> _Exercise task_: Reproduce the records below word for word, keeping every line as it appears.

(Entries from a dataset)
════

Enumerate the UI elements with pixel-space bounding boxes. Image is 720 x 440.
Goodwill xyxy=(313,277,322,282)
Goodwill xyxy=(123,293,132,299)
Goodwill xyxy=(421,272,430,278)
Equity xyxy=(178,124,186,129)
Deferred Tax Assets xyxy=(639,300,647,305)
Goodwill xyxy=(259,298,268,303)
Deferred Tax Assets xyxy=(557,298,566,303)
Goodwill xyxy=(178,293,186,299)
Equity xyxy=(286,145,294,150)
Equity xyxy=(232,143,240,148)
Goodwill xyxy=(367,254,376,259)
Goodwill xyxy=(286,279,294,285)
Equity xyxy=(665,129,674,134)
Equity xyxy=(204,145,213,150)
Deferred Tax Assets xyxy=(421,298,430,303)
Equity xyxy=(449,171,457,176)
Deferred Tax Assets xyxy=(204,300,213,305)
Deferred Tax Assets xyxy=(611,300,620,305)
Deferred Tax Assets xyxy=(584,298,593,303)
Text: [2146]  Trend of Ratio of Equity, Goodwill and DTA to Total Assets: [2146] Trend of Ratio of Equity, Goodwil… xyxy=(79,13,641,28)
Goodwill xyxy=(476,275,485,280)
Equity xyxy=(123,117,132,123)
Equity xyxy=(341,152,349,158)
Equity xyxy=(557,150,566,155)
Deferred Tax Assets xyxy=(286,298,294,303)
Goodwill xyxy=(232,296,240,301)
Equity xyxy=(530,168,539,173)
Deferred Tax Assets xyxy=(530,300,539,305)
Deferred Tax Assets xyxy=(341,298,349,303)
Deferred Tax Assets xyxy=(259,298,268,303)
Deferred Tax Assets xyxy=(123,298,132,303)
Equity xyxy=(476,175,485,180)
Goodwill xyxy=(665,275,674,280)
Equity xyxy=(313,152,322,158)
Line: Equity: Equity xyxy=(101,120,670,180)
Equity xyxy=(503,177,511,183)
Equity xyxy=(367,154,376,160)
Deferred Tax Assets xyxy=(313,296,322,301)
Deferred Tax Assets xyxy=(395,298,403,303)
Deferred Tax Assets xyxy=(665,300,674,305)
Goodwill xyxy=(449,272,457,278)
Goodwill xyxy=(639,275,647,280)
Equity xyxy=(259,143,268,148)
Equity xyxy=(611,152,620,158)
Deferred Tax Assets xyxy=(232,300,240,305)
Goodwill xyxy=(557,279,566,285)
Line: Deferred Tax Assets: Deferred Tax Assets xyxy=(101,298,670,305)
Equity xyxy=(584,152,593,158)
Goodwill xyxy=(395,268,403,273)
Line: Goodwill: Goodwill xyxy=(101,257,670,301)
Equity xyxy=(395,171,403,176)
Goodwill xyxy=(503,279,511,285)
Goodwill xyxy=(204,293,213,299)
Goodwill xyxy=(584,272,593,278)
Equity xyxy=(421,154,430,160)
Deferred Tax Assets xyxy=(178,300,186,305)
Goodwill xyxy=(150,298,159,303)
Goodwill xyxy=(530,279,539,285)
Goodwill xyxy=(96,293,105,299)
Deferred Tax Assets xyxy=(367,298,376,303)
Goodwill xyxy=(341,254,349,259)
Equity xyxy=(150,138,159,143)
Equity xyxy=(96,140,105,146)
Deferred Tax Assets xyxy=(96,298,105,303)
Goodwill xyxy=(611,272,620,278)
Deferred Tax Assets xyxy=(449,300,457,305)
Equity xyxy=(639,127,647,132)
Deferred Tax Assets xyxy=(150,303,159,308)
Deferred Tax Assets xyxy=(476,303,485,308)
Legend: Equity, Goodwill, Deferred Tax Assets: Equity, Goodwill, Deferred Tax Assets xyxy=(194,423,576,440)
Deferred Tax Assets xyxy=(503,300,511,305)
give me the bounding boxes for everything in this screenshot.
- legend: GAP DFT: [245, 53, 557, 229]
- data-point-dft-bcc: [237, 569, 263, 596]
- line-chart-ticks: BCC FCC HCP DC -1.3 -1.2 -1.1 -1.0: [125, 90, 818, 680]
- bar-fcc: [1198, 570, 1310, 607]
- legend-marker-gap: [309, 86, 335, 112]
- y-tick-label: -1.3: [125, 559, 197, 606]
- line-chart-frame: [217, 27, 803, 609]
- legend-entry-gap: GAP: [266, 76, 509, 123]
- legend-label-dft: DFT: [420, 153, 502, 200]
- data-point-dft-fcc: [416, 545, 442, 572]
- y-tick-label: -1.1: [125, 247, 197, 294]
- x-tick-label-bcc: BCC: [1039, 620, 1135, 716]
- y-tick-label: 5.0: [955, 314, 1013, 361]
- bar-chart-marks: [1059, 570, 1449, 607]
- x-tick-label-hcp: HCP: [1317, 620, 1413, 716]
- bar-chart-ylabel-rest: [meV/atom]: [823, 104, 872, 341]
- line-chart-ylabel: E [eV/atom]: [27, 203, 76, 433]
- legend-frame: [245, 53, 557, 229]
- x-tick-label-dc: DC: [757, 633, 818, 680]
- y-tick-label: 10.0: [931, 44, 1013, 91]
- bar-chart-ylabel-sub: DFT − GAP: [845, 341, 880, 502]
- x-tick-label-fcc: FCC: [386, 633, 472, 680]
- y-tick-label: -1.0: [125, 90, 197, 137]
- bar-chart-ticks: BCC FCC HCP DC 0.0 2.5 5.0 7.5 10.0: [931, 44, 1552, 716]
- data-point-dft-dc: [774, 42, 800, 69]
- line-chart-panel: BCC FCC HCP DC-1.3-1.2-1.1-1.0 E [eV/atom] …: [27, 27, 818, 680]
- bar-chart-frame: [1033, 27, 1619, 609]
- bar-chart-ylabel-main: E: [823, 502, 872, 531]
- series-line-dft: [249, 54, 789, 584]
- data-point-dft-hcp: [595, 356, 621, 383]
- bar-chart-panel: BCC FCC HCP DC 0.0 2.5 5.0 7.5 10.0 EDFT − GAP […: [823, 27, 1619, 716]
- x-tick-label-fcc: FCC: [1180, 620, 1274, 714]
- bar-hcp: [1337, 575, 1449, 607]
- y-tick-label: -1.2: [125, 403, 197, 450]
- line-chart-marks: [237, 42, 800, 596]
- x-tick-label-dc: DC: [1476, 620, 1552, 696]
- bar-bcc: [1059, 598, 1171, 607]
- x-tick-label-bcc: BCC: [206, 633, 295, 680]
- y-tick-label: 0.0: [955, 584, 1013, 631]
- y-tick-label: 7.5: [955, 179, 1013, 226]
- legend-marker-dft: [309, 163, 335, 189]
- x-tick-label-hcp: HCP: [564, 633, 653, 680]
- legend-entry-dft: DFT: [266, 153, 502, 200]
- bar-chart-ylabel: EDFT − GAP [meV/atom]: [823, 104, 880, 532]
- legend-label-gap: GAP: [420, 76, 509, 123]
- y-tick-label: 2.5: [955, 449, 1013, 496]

════

> _Answer to this task_:
Enumerate the UI elements with pixel-space bounding boxes. Image is 720 x 440.
Goodwill xyxy=(313,277,322,282)
Goodwill xyxy=(123,293,132,299)
Goodwill xyxy=(421,272,430,278)
Equity xyxy=(178,124,186,129)
Deferred Tax Assets xyxy=(639,300,647,305)
Goodwill xyxy=(259,298,268,303)
Deferred Tax Assets xyxy=(557,298,566,303)
Goodwill xyxy=(178,293,186,299)
Equity xyxy=(286,145,294,150)
Equity xyxy=(232,143,240,148)
Goodwill xyxy=(367,254,376,259)
Goodwill xyxy=(286,279,294,285)
Equity xyxy=(665,129,674,134)
Equity xyxy=(204,145,213,150)
Deferred Tax Assets xyxy=(421,298,430,303)
Equity xyxy=(449,171,457,176)
Deferred Tax Assets xyxy=(204,300,213,305)
Deferred Tax Assets xyxy=(611,300,620,305)
Deferred Tax Assets xyxy=(584,298,593,303)
Text: [2146]  Trend of Ratio of Equity, Goodwill and DTA to Total Assets: [2146] Trend of Ratio of Equity, Goodwil… xyxy=(79,13,641,28)
Goodwill xyxy=(476,275,485,280)
Equity xyxy=(123,117,132,123)
Equity xyxy=(341,152,349,158)
Equity xyxy=(557,150,566,155)
Deferred Tax Assets xyxy=(286,298,294,303)
Goodwill xyxy=(232,296,240,301)
Equity xyxy=(530,168,539,173)
Deferred Tax Assets xyxy=(530,300,539,305)
Deferred Tax Assets xyxy=(341,298,349,303)
Deferred Tax Assets xyxy=(259,298,268,303)
Deferred Tax Assets xyxy=(123,298,132,303)
Equity xyxy=(476,175,485,180)
Goodwill xyxy=(665,275,674,280)
Equity xyxy=(313,152,322,158)
Line: Equity: Equity xyxy=(101,120,670,180)
Equity xyxy=(503,177,511,183)
Equity xyxy=(367,154,376,160)
Deferred Tax Assets xyxy=(313,296,322,301)
Deferred Tax Assets xyxy=(395,298,403,303)
Deferred Tax Assets xyxy=(665,300,674,305)
Goodwill xyxy=(449,272,457,278)
Goodwill xyxy=(639,275,647,280)
Equity xyxy=(259,143,268,148)
Equity xyxy=(611,152,620,158)
Deferred Tax Assets xyxy=(232,300,240,305)
Goodwill xyxy=(557,279,566,285)
Line: Deferred Tax Assets: Deferred Tax Assets xyxy=(101,298,670,305)
Equity xyxy=(584,152,593,158)
Goodwill xyxy=(395,268,403,273)
Line: Goodwill: Goodwill xyxy=(101,257,670,301)
Equity xyxy=(395,171,403,176)
Goodwill xyxy=(503,279,511,285)
Goodwill xyxy=(204,293,213,299)
Goodwill xyxy=(584,272,593,278)
Equity xyxy=(421,154,430,160)
Deferred Tax Assets xyxy=(178,300,186,305)
Goodwill xyxy=(150,298,159,303)
Goodwill xyxy=(530,279,539,285)
Goodwill xyxy=(96,293,105,299)
Deferred Tax Assets xyxy=(367,298,376,303)
Goodwill xyxy=(341,254,349,259)
Equity xyxy=(150,138,159,143)
Equity xyxy=(96,140,105,146)
Deferred Tax Assets xyxy=(96,298,105,303)
Goodwill xyxy=(611,272,620,278)
Deferred Tax Assets xyxy=(449,300,457,305)
Equity xyxy=(639,127,647,132)
Deferred Tax Assets xyxy=(150,303,159,308)
Deferred Tax Assets xyxy=(476,303,485,308)
Legend: Equity, Goodwill, Deferred Tax Assets: Equity, Goodwill, Deferred Tax Assets xyxy=(194,423,576,440)
Deferred Tax Assets xyxy=(503,300,511,305)
give me the bounding boxes for everything in this screenshot.
- legend: GAP DFT: [245, 53, 557, 229]
- data-point-dft-bcc: [237, 569, 263, 596]
- line-chart-ticks: BCC FCC HCP DC -1.3 -1.2 -1.1 -1.0: [125, 90, 818, 680]
- bar-fcc: [1198, 570, 1310, 607]
- legend-marker-gap: [309, 86, 335, 112]
- y-tick-label: -1.3: [125, 559, 197, 606]
- line-chart-frame: [217, 27, 803, 609]
- legend-entry-gap: GAP: [266, 76, 509, 123]
- legend-label-dft: DFT: [420, 153, 502, 200]
- data-point-dft-fcc: [416, 545, 442, 572]
- y-tick-label: -1.1: [125, 247, 197, 294]
- x-tick-label-bcc: BCC: [1039, 620, 1135, 716]
- y-tick-label: 5.0: [955, 314, 1013, 361]
- bar-chart-marks: [1059, 570, 1449, 607]
- x-tick-label-hcp: HCP: [1317, 620, 1413, 716]
- bar-chart-ylabel-rest: [meV/atom]: [823, 104, 872, 341]
- line-chart-ylabel: E [eV/atom]: [27, 203, 76, 433]
- legend-frame: [245, 53, 557, 229]
- x-tick-label-dc: DC: [757, 633, 818, 680]
- y-tick-label: 10.0: [931, 44, 1013, 91]
- bar-chart-ylabel-sub: DFT − GAP: [845, 341, 880, 502]
- x-tick-label-fcc: FCC: [386, 633, 472, 680]
- y-tick-label: -1.0: [125, 90, 197, 137]
- bar-chart-ticks: BCC FCC HCP DC 0.0 2.5 5.0 7.5 10.0: [931, 44, 1552, 716]
- data-point-dft-dc: [774, 42, 800, 69]
- line-chart-panel: BCC FCC HCP DC-1.3-1.2-1.1-1.0 E [eV/atom] …: [27, 27, 818, 680]
- bar-chart-frame: [1033, 27, 1619, 609]
- bar-chart-ylabel-main: E: [823, 502, 872, 531]
- series-line-dft: [249, 54, 789, 584]
- data-point-dft-hcp: [595, 356, 621, 383]
- bar-chart-panel: BCC FCC HCP DC 0.0 2.5 5.0 7.5 10.0 EDFT − GAP […: [823, 27, 1619, 716]
- x-tick-label-fcc: FCC: [1180, 620, 1274, 714]
- bar-hcp: [1337, 575, 1449, 607]
- y-tick-label: -1.2: [125, 403, 197, 450]
- line-chart-marks: [237, 42, 800, 596]
- x-tick-label-dc: DC: [1476, 620, 1552, 696]
- bar-bcc: [1059, 598, 1171, 607]
- x-tick-label-bcc: BCC: [206, 633, 295, 680]
- y-tick-label: 0.0: [955, 584, 1013, 631]
- y-tick-label: 7.5: [955, 179, 1013, 226]
- legend-marker-dft: [309, 163, 335, 189]
- x-tick-label-hcp: HCP: [564, 633, 653, 680]
- legend-entry-dft: DFT: [266, 153, 502, 200]
- bar-chart-ylabel: EDFT − GAP [meV/atom]: [823, 104, 880, 532]
- legend-label-gap: GAP: [420, 76, 509, 123]
- y-tick-label: 2.5: [955, 449, 1013, 496]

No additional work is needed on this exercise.